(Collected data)

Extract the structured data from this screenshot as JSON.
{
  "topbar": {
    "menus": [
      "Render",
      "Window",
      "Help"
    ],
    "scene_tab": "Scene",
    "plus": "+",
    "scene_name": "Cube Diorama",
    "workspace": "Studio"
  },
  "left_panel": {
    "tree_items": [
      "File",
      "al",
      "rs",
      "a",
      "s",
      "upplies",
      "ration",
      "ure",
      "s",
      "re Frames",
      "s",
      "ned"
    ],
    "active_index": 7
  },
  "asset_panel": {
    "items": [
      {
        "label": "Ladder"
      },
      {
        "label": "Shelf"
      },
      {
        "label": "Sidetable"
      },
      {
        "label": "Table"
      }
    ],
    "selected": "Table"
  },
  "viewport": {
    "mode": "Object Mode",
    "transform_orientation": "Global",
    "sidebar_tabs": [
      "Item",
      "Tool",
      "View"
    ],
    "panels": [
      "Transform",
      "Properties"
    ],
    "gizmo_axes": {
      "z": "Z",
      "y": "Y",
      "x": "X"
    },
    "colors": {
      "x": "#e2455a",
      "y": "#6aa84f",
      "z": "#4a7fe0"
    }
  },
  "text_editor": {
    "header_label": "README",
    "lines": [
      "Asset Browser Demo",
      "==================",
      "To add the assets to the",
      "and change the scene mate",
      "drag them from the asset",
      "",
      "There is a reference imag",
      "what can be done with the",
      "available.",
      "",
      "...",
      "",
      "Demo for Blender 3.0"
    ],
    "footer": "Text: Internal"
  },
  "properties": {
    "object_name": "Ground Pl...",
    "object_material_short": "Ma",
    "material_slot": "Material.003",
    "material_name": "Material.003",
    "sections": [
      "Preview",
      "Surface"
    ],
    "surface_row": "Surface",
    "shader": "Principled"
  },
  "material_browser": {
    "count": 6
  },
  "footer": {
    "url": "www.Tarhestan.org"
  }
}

» **EXERCISE DIRECTIONS**:
Your task is to reproduce all of the records exactly.

» **TASK RESPONSE**:
Extract the structured data from this screenshot as JSON.
{
  "topbar": {
    "menus": [
      "Render",
      "Window",
      "Help"
    ],
    "scene_tab": "Scene",
    "plus": "+",
    "scene_name": "Cube Diorama",
    "workspace": "Studio"
  },
  "left_panel": {
    "tree_items": [
      "File",
      "al",
      "rs",
      "a",
      "s",
      "upplies",
      "ration",
      "ure",
      "s",
      "re Frames",
      "s",
      "ned"
    ],
    "active_index": 7
  },
  "asset_panel": {
    "items": [
      {
        "label": "Ladder"
      },
      {
        "label": "Shelf"
      },
      {
        "label": "Sidetable"
      },
      {
        "label": "Table"
      }
    ],
    "selected": "Table"
  },
  "viewport": {
    "mode": "Object Mode",
    "transform_orientation": "Global",
    "sidebar_tabs": [
      "Item",
      "Tool",
      "View"
    ],
    "panels": [
      "Transform",
      "Properties"
    ],
    "gizmo_axes": {
      "z": "Z",
      "y": "Y",
      "x": "X"
    },
    "colors": {
      "x": "#e2455a",
      "y": "#6aa84f",
      "z": "#4a7fe0"
    }
  },
  "text_editor": {
    "header_label": "README",
    "lines": [
      "Asset Browser Demo",
      "==================",
      "To add the assets to the",
      "and change the scene mate",
      "drag them from the asset",
      "",
      "There is a reference imag",
      "what can be done with the",
      "available.",
      "",
      "...",
      "",
      "Demo for Blender 3.0"
    ],
    "footer": "Text: Internal"
  },
  "properties": {
    "object_name": "Ground Pl...",
    "object_material_short": "Ma",
    "material_slot": "Material.003",
    "material_name": "Material.003",
    "sections": [
      "Preview",
      "Surface"
    ],
    "surface_row": "Surface",
    "shader": "Principled"
  },
  "material_browser": {
    "count": 6
  },
  "footer": {
    "url": "www.Tarhestan.org"
  }
}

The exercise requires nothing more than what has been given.